- _Records from a data collection_
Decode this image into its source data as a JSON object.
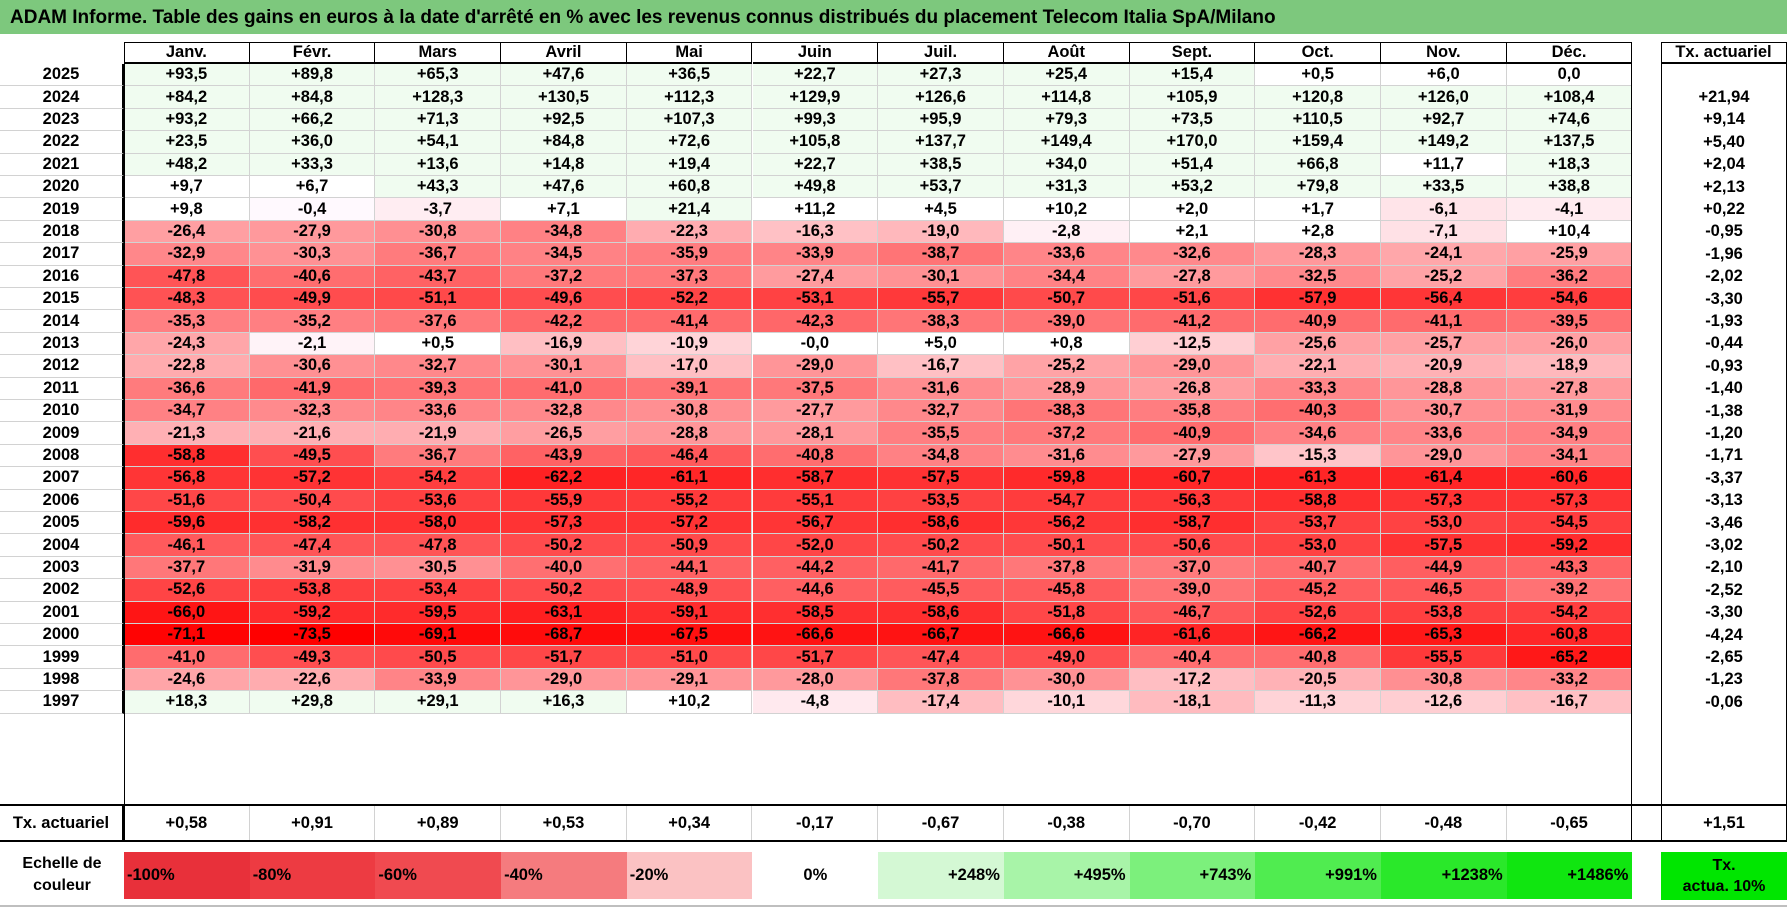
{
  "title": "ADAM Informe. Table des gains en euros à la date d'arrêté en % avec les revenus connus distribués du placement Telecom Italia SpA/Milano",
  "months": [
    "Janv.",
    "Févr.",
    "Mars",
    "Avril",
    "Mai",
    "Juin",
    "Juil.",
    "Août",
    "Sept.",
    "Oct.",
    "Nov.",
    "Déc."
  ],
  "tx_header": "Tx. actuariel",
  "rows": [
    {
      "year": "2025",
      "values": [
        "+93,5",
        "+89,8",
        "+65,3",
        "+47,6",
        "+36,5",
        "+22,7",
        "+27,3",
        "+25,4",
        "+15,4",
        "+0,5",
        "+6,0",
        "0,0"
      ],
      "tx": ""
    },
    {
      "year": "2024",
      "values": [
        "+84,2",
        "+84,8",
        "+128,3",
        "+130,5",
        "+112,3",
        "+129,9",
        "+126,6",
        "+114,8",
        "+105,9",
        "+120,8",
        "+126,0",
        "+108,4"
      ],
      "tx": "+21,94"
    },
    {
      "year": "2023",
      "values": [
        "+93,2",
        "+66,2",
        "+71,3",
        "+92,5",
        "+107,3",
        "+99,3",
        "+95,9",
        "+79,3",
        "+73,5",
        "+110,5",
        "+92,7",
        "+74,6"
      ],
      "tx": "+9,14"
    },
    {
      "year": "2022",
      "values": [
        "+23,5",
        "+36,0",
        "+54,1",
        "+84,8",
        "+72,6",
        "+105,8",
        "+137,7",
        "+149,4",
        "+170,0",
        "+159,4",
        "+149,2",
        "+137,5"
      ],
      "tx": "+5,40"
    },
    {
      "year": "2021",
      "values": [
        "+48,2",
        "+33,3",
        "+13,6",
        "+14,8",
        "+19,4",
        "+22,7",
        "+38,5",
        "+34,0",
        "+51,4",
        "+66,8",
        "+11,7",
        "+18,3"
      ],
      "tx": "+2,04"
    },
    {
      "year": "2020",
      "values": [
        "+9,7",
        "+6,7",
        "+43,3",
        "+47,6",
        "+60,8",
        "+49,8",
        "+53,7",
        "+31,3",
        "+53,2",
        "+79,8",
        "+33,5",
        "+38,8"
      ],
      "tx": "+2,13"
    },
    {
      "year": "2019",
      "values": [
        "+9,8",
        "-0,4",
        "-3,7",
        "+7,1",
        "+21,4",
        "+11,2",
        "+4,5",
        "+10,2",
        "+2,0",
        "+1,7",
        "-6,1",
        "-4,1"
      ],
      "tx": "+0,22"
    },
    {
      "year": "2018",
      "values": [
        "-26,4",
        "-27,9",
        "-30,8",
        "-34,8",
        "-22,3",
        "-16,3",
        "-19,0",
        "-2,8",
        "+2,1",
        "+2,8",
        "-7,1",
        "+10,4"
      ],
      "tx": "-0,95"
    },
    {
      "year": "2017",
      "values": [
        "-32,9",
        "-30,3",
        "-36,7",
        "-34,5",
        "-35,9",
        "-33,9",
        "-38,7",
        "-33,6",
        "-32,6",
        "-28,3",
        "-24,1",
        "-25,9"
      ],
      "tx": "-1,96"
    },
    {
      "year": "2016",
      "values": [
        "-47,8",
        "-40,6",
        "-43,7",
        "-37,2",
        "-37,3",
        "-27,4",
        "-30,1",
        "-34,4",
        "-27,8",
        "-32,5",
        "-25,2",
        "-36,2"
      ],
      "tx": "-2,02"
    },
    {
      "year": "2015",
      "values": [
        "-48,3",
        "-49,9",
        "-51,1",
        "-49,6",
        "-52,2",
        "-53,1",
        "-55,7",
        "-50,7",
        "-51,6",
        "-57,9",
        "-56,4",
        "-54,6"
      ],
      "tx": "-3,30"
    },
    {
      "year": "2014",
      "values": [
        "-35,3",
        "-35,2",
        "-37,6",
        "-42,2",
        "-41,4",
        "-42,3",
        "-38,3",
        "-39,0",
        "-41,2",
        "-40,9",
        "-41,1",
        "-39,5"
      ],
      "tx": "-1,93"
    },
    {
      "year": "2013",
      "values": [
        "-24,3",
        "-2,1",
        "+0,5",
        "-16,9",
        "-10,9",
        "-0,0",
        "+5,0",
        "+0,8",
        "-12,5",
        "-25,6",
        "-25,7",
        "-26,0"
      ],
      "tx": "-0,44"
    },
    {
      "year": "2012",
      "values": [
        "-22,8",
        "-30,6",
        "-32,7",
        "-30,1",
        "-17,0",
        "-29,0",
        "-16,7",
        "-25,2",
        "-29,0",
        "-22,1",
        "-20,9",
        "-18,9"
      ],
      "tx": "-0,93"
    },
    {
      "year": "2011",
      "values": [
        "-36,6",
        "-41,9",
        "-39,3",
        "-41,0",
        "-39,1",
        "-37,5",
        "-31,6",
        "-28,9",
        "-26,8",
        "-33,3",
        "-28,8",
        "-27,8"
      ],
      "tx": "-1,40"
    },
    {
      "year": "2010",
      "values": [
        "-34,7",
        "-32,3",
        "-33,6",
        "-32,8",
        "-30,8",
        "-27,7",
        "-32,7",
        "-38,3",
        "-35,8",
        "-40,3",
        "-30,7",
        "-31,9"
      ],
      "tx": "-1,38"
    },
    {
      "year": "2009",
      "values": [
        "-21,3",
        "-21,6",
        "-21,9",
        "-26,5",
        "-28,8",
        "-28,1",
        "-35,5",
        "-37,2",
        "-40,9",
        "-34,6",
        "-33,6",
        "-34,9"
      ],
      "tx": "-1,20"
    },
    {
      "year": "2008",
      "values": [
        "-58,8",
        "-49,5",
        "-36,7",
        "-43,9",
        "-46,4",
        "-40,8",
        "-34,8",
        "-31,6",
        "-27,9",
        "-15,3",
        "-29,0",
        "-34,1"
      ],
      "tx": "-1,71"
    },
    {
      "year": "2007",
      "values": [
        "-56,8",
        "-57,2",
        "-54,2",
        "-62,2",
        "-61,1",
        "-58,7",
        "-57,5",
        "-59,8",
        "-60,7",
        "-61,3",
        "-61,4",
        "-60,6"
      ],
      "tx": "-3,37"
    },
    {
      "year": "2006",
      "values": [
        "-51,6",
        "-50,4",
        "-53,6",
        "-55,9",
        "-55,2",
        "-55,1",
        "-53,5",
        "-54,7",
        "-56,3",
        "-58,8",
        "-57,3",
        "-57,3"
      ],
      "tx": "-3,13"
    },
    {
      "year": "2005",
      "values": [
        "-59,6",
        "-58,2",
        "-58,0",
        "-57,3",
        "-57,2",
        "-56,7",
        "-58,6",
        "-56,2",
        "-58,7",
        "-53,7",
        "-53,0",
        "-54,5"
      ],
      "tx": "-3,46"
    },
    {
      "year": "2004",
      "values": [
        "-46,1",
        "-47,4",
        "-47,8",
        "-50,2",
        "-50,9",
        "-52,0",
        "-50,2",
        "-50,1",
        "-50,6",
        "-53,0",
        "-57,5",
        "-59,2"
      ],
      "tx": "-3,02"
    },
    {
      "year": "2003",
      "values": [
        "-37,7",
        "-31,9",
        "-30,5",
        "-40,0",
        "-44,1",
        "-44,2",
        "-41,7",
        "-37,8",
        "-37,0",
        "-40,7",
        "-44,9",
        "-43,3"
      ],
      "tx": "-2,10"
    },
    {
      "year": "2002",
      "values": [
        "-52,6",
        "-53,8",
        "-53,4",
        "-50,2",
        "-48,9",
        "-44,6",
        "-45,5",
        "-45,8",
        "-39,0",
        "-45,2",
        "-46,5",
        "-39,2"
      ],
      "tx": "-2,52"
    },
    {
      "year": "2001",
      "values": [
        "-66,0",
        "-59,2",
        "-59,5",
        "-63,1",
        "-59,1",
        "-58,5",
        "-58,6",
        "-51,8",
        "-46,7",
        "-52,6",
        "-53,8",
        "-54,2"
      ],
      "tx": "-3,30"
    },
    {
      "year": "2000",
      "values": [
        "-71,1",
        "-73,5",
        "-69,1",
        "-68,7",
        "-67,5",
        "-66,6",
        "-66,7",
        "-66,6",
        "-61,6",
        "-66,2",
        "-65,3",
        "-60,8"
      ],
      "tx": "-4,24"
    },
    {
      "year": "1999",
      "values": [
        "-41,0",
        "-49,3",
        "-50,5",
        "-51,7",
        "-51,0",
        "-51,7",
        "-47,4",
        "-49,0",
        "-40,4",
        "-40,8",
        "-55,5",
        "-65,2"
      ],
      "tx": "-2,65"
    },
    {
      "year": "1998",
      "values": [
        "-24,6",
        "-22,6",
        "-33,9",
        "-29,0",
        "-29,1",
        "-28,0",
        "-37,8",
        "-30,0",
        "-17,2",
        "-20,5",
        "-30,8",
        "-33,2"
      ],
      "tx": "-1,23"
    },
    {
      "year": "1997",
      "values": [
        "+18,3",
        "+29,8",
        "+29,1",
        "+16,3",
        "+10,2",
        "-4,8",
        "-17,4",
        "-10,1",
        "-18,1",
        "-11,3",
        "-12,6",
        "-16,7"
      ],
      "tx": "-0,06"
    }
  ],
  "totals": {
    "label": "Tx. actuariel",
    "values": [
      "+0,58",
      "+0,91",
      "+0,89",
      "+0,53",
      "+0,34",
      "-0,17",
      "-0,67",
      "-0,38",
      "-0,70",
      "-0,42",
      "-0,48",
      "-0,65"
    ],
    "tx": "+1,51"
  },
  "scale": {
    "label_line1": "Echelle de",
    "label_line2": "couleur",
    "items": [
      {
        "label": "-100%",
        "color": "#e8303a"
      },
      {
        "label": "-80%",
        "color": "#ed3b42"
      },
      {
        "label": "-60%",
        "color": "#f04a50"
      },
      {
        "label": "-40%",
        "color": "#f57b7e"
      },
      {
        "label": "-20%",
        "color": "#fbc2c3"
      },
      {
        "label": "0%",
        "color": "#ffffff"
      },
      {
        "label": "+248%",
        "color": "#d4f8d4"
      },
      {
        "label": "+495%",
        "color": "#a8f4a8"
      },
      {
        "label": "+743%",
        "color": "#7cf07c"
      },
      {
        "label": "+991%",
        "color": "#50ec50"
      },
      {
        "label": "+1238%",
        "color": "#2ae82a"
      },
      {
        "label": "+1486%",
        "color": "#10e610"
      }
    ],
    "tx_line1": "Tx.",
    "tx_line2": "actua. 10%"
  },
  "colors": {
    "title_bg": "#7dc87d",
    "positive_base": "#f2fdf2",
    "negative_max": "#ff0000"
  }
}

- _Stated goal_
Read through the lines above and collect those that contain the string "actuariel".

- _Solved exercise_
  "tx_header": "Tx. actuariel",
    "label": "Tx. actuariel",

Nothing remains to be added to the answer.